■ Exercise aim: It would help if you retyped the data exactly, leaving out the pictures.

Exercise input below:

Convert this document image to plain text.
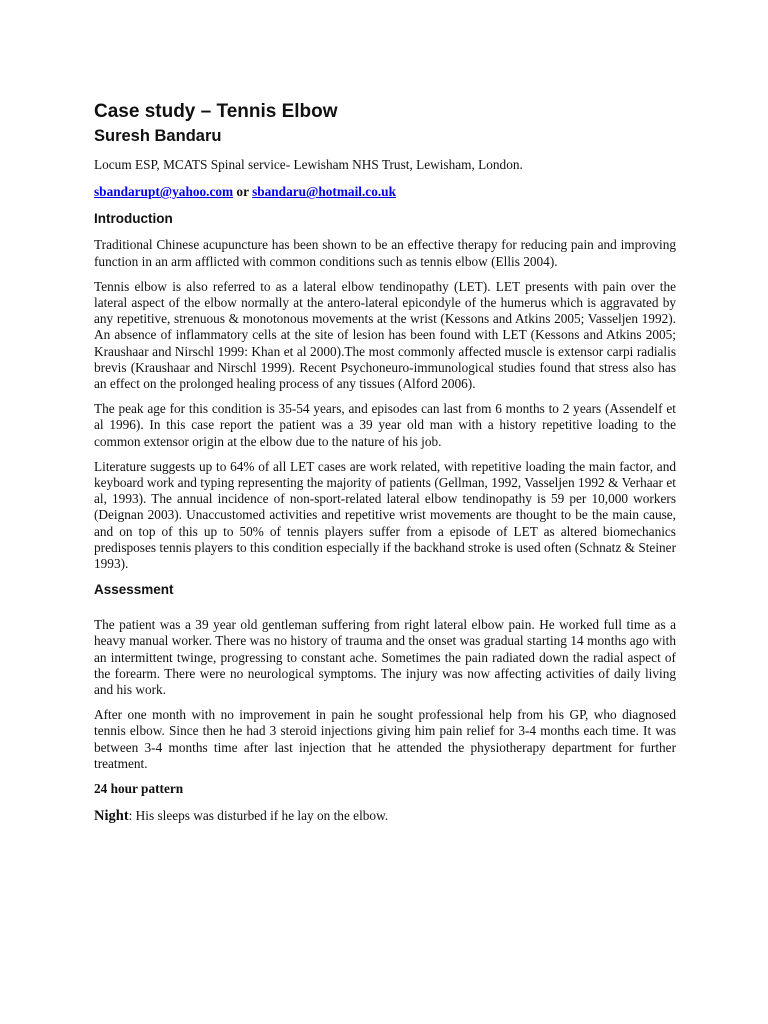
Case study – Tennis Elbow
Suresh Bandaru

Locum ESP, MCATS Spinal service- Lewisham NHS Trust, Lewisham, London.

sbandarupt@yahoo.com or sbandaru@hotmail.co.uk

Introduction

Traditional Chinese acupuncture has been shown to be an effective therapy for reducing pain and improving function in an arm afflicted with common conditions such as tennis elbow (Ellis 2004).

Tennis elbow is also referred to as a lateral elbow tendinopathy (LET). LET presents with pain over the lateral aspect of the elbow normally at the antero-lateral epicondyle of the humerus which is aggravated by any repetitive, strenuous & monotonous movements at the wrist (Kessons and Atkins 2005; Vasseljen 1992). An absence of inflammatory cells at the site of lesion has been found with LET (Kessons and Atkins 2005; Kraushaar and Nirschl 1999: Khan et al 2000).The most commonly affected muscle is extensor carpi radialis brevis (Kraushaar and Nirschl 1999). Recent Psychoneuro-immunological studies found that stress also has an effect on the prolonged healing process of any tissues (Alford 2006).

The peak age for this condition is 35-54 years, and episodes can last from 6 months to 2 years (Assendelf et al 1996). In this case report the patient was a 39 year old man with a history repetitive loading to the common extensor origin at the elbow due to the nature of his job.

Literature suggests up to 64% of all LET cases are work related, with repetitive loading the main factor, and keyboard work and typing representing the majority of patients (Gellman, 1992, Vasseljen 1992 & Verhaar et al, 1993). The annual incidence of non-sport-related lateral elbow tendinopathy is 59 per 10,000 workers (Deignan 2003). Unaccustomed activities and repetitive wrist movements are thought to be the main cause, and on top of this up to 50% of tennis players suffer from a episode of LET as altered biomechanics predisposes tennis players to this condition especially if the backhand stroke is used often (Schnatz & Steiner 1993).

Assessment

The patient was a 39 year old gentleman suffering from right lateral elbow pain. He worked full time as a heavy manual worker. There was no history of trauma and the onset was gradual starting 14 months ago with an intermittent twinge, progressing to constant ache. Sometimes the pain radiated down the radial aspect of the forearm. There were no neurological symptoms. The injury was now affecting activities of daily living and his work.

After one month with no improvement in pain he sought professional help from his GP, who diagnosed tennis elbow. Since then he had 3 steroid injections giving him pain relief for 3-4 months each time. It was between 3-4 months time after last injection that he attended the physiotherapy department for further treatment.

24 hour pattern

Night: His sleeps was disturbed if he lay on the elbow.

End of Exercise input.

■ Answer section:
Convert this document image to plain text.
Case study – Tennis Elbow
Suresh Bandaru

Locum ESP, MCATS Spinal service- Lewisham NHS Trust, Lewisham, London.

sbandarupt@yahoo.com or sbandaru@hotmail.co.uk

Introduction

Traditional Chinese acupuncture has been shown to be an effective therapy for reducing pain and improving function in an arm afflicted with common conditions such as tennis elbow (Ellis 2004).

Tennis elbow is also referred to as a lateral elbow tendinopathy (LET). LET presents with pain over the lateral aspect of the elbow normally at the antero-lateral epicondyle of the humerus which is aggravated by any repetitive, strenuous & monotonous movements at the wrist (Kessons and Atkins 2005; Vasseljen 1992). An absence of inflammatory cells at the site of lesion has been found with LET (Kessons and Atkins 2005; Kraushaar and Nirschl 1999: Khan et al 2000).The most commonly affected muscle is extensor carpi radialis brevis (Kraushaar and Nirschl 1999). Recent Psychoneuro-immunological studies found that stress also has an effect on the prolonged healing process of any tissues (Alford 2006).

The peak age for this condition is 35-54 years, and episodes can last from 6 months to 2 years (Assendelf et al 1996). In this case report the patient was a 39 year old man with a history repetitive loading to the common extensor origin at the elbow due to the nature of his job.

Literature suggests up to 64% of all LET cases are work related, with repetitive loading the main factor, and keyboard work and typing representing the majority of patients (Gellman, 1992, Vasseljen 1992 & Verhaar et al, 1993). The annual incidence of non-sport-related lateral elbow tendinopathy is 59 per 10,000 workers (Deignan 2003). Unaccustomed activities and repetitive wrist movements are thought to be the main cause, and on top of this up to 50% of tennis players suffer from a episode of LET as altered biomechanics predisposes tennis players to this condition especially if the backhand stroke is used often (Schnatz & Steiner 1993).

Assessment

The patient was a 39 year old gentleman suffering from right lateral elbow pain. He worked full time as a heavy manual worker. There was no history of trauma and the onset was gradual starting 14 months ago with an intermittent twinge, progressing to constant ache. Sometimes the pain radiated down the radial aspect of the forearm. There were no neurological symptoms. The injury was now affecting activities of daily living and his work.

After one month with no improvement in pain he sought professional help from his GP, who diagnosed tennis elbow. Since then he had 3 steroid injections giving him pain relief for 3-4 months each time. It was between 3-4 months time after last injection that he attended the physiotherapy department for further treatment.

24 hour pattern

Night: His sleeps was disturbed if he lay on the elbow.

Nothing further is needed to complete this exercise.